┌──

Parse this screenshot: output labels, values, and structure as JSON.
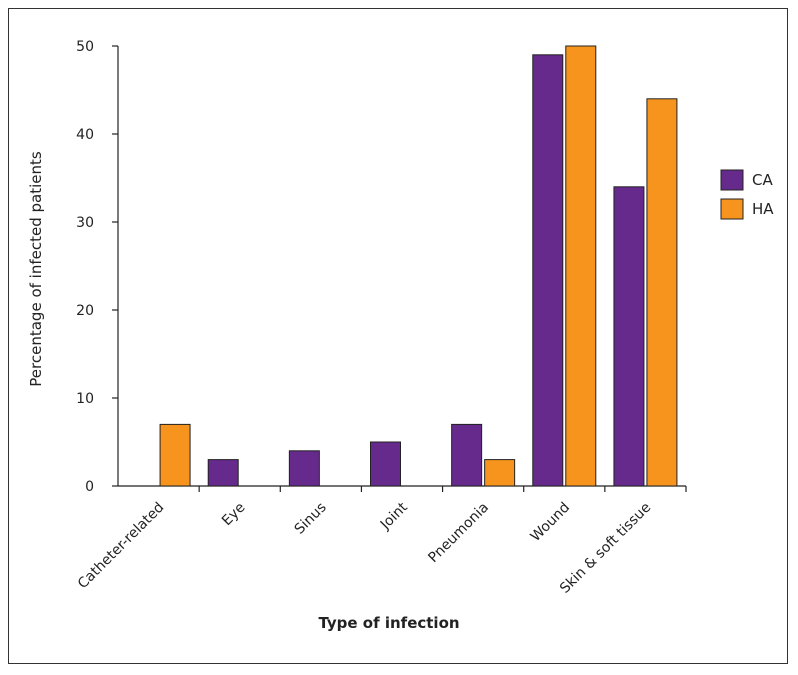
{
  "chart_data": {
    "type": "bar",
    "categories": [
      "Catheter-related",
      "Eye",
      "Sinus",
      "Joint",
      "Pneumonia",
      "Wound",
      "Skin & soft tissue"
    ],
    "series": [
      {
        "name": "CA",
        "color": "#66298c",
        "values": [
          0,
          3,
          4,
          5,
          7,
          49,
          34
        ]
      },
      {
        "name": "HA",
        "color": "#f7941d",
        "values": [
          7,
          0,
          0,
          0,
          3,
          50,
          44
        ]
      }
    ],
    "xlabel": "Type of infection",
    "ylabel": "Percentage of infected patients",
    "ylim": [
      0,
      50
    ],
    "yticks": [
      "0",
      "10",
      "20",
      "30",
      "40",
      "50"
    ],
    "grid": false,
    "legend": "right"
  }
}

└──

Return the listing above word for word. Keep the images out.

Parse this screenshot: output labels, values, and structure as JSON.
{
  "chart_data": {
    "type": "bar",
    "categories": [
      "Catheter-related",
      "Eye",
      "Sinus",
      "Joint",
      "Pneumonia",
      "Wound",
      "Skin & soft tissue"
    ],
    "series": [
      {
        "name": "CA",
        "color": "#66298c",
        "values": [
          0,
          3,
          4,
          5,
          7,
          49,
          34
        ]
      },
      {
        "name": "HA",
        "color": "#f7941d",
        "values": [
          7,
          0,
          0,
          0,
          3,
          50,
          44
        ]
      }
    ],
    "xlabel": "Type of infection",
    "ylabel": "Percentage of infected patients",
    "ylim": [
      0,
      50
    ],
    "yticks": [
      "0",
      "10",
      "20",
      "30",
      "40",
      "50"
    ],
    "grid": false,
    "legend": "right"
  }
}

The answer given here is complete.